─── Recorded data ───

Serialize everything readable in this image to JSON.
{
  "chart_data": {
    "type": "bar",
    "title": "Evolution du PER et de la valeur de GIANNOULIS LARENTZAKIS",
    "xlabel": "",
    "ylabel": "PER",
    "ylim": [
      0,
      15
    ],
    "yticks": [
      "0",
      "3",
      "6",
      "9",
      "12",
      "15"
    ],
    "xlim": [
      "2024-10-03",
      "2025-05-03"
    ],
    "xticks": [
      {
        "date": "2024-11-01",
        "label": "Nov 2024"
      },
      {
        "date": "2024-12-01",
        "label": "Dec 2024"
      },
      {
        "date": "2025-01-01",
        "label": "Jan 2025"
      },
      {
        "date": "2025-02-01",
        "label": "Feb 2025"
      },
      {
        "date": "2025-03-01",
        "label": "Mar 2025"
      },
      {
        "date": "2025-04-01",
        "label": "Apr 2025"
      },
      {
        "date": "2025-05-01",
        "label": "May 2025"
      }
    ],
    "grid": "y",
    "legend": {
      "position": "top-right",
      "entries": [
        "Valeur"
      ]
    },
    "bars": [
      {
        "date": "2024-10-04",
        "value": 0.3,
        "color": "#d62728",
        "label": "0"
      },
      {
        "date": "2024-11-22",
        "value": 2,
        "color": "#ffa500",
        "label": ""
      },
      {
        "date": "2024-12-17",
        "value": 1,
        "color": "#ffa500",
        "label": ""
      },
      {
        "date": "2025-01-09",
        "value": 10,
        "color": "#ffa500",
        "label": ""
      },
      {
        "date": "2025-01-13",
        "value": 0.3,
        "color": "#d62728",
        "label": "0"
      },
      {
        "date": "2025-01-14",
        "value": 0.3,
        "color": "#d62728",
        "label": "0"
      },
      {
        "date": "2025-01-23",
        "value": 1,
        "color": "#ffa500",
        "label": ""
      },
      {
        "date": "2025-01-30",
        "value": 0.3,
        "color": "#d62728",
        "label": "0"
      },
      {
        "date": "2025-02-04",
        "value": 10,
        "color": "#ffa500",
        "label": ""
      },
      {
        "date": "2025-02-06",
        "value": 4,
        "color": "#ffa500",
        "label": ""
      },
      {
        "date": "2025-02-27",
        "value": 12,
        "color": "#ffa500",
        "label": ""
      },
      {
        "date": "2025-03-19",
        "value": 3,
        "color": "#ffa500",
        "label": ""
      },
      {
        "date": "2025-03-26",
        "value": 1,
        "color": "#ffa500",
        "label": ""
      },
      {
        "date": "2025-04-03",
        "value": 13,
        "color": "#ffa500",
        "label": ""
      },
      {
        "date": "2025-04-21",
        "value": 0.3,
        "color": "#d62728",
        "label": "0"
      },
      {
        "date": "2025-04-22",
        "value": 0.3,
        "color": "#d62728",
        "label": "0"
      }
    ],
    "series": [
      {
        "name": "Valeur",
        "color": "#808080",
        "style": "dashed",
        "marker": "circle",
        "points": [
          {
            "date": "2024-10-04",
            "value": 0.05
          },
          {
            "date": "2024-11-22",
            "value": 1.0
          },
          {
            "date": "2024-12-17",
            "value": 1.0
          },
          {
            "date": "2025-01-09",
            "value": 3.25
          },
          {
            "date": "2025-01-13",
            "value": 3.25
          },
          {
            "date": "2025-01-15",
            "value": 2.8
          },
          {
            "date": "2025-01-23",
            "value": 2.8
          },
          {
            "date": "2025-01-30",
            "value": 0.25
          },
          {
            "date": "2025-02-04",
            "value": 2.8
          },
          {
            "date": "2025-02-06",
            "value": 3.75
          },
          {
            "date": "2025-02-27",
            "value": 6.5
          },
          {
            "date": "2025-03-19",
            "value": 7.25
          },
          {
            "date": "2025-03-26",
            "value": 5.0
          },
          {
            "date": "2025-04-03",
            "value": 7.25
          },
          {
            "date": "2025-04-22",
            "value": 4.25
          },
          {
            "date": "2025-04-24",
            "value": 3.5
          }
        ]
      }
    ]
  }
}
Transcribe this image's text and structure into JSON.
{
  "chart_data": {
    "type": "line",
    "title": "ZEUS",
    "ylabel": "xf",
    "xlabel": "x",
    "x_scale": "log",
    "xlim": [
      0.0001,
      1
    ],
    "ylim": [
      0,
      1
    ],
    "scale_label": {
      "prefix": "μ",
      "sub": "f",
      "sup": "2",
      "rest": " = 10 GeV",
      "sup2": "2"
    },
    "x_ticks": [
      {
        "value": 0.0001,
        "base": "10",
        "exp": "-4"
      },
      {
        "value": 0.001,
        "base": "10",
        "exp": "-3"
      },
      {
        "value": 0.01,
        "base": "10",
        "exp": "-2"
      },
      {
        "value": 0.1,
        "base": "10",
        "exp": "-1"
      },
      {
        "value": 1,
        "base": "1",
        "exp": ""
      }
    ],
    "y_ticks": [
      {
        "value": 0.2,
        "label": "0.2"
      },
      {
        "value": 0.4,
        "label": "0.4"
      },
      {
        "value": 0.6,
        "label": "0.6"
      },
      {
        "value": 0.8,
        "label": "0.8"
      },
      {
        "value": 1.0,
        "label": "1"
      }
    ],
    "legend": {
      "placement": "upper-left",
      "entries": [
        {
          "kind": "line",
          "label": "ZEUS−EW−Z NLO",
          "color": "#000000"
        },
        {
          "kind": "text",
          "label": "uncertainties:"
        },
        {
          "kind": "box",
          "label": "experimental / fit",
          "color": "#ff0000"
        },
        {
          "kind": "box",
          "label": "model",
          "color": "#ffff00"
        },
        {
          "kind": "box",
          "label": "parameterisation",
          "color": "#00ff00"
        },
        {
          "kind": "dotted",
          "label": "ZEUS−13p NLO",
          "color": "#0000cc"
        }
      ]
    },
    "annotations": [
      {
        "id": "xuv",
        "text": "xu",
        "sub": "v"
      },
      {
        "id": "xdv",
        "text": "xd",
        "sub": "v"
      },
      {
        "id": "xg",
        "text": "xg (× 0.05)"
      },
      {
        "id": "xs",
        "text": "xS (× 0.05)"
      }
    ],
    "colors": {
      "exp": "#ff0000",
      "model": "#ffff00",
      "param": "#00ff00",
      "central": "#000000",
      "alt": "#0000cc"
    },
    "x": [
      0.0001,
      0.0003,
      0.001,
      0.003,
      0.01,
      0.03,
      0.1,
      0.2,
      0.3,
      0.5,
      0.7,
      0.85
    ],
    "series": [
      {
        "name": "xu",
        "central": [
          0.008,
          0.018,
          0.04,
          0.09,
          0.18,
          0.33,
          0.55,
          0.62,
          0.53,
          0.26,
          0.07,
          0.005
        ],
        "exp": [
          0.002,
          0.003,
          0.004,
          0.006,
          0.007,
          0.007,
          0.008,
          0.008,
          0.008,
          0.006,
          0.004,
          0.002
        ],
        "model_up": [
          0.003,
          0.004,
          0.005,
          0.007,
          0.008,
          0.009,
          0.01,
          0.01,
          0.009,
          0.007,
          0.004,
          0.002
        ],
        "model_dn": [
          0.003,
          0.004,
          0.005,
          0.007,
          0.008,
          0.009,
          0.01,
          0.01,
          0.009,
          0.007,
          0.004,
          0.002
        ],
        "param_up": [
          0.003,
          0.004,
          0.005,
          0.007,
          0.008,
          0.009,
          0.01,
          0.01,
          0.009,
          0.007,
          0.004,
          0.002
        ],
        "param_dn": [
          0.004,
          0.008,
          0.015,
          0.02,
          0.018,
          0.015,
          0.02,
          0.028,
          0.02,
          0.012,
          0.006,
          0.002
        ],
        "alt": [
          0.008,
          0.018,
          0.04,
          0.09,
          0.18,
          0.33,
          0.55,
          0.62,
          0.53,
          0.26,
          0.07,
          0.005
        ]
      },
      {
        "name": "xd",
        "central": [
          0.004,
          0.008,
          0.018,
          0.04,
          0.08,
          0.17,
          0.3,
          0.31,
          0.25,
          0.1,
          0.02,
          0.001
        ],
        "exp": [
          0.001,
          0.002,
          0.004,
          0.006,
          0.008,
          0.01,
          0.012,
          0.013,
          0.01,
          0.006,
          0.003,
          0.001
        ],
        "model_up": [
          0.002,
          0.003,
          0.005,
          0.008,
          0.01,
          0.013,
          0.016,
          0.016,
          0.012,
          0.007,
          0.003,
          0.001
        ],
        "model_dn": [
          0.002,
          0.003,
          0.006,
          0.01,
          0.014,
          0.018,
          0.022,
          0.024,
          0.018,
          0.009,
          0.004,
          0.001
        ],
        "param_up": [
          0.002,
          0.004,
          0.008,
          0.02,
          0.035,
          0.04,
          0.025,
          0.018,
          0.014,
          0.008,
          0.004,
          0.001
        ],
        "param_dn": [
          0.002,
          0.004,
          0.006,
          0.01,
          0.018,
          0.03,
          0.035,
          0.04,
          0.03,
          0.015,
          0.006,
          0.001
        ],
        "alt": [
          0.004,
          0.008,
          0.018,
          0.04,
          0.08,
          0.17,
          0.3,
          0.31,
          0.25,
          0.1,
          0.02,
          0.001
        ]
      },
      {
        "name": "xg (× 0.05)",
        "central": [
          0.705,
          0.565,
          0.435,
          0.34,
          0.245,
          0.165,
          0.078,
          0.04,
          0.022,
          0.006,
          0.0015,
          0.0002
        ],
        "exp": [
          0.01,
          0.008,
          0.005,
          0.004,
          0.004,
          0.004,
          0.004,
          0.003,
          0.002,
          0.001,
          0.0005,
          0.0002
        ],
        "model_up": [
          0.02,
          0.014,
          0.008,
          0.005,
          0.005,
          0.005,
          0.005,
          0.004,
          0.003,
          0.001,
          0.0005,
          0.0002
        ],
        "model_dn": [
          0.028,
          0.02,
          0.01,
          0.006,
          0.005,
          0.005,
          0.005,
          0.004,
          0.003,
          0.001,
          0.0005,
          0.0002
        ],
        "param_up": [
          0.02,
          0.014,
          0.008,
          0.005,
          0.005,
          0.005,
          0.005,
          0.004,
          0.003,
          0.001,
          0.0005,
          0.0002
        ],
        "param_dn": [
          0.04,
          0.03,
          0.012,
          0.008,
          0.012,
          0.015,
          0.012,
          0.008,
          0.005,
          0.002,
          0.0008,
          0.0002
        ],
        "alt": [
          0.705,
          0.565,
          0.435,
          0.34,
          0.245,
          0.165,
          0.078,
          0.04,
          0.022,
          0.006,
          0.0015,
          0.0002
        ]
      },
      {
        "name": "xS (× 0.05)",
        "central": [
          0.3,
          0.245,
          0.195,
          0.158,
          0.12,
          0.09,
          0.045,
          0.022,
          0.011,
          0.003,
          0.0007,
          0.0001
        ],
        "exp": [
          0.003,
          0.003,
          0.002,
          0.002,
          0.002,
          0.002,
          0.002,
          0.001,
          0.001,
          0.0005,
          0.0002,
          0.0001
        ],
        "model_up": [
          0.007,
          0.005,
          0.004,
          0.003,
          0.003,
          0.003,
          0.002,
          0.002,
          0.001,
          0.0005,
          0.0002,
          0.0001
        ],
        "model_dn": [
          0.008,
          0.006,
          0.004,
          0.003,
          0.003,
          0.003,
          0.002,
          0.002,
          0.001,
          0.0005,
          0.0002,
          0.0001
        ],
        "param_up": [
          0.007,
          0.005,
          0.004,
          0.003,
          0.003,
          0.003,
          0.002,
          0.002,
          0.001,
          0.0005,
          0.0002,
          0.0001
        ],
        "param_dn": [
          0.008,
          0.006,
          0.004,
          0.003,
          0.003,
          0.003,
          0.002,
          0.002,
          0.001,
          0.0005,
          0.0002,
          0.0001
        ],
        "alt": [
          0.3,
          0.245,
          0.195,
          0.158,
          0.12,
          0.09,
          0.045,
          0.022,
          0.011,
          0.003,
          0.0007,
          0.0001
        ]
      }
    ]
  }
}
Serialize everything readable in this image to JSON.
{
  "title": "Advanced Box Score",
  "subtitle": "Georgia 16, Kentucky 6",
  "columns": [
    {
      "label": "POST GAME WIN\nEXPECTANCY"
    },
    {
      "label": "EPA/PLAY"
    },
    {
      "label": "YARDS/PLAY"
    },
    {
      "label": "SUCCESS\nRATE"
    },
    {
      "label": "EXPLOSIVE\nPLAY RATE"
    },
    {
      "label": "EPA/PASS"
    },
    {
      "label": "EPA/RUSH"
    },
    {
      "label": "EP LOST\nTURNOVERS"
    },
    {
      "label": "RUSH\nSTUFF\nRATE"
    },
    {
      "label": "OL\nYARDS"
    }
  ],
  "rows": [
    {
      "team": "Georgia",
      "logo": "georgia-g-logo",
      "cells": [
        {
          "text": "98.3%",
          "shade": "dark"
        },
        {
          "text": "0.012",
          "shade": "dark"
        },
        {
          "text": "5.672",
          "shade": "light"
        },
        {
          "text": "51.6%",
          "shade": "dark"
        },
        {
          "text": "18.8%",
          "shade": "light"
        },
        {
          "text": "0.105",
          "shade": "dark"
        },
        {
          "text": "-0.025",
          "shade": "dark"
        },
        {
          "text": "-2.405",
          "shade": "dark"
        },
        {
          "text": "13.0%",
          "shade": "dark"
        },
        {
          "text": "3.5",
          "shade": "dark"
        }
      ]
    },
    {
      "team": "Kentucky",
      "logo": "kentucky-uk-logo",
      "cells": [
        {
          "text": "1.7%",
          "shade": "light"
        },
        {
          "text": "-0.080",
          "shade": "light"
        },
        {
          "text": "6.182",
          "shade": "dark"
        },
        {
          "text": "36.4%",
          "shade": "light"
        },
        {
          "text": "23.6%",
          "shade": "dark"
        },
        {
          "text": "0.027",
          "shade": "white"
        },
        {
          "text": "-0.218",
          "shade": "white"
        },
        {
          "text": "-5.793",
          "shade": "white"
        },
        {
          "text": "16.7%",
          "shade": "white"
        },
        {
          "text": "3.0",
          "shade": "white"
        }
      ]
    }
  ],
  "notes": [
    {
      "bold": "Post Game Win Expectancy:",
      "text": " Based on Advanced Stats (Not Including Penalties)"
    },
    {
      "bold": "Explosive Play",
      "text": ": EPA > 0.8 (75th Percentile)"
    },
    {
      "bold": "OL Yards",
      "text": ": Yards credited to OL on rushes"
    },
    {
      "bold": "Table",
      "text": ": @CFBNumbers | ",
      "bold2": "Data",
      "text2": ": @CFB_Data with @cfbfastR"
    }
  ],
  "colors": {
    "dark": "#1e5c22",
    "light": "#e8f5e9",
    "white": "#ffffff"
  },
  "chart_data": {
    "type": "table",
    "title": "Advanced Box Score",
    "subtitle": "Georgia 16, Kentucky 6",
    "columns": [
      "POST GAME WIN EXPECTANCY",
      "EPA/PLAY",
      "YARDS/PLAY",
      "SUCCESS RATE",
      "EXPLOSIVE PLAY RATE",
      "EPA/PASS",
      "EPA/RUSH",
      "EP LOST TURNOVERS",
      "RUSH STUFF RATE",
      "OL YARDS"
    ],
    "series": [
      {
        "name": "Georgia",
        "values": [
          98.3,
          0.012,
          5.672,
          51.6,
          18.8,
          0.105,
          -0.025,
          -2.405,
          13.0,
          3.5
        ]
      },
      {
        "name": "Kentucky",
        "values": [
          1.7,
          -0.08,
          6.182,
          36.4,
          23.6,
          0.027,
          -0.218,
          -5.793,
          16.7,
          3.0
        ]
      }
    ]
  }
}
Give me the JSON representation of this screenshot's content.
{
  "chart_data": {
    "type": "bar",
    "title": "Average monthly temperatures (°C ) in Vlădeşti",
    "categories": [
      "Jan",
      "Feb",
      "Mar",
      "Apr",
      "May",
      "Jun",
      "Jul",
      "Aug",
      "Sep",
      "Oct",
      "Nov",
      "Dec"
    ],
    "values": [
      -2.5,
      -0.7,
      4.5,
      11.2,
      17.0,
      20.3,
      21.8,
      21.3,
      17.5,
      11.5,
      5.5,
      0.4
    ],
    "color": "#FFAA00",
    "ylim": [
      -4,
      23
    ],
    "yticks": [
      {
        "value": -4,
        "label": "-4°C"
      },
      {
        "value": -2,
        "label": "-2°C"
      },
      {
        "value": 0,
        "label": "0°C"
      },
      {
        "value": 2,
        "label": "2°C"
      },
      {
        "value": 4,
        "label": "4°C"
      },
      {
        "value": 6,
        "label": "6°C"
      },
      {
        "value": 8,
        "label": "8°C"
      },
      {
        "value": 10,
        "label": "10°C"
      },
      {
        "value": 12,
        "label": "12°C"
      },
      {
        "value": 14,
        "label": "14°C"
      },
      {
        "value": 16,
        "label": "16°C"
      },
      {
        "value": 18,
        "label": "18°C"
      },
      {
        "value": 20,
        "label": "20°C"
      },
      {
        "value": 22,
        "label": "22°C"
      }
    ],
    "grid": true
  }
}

───

(Aim) Say the number of lines in the records above that include the string "ZEUS", and no more.

(Worked solution) 3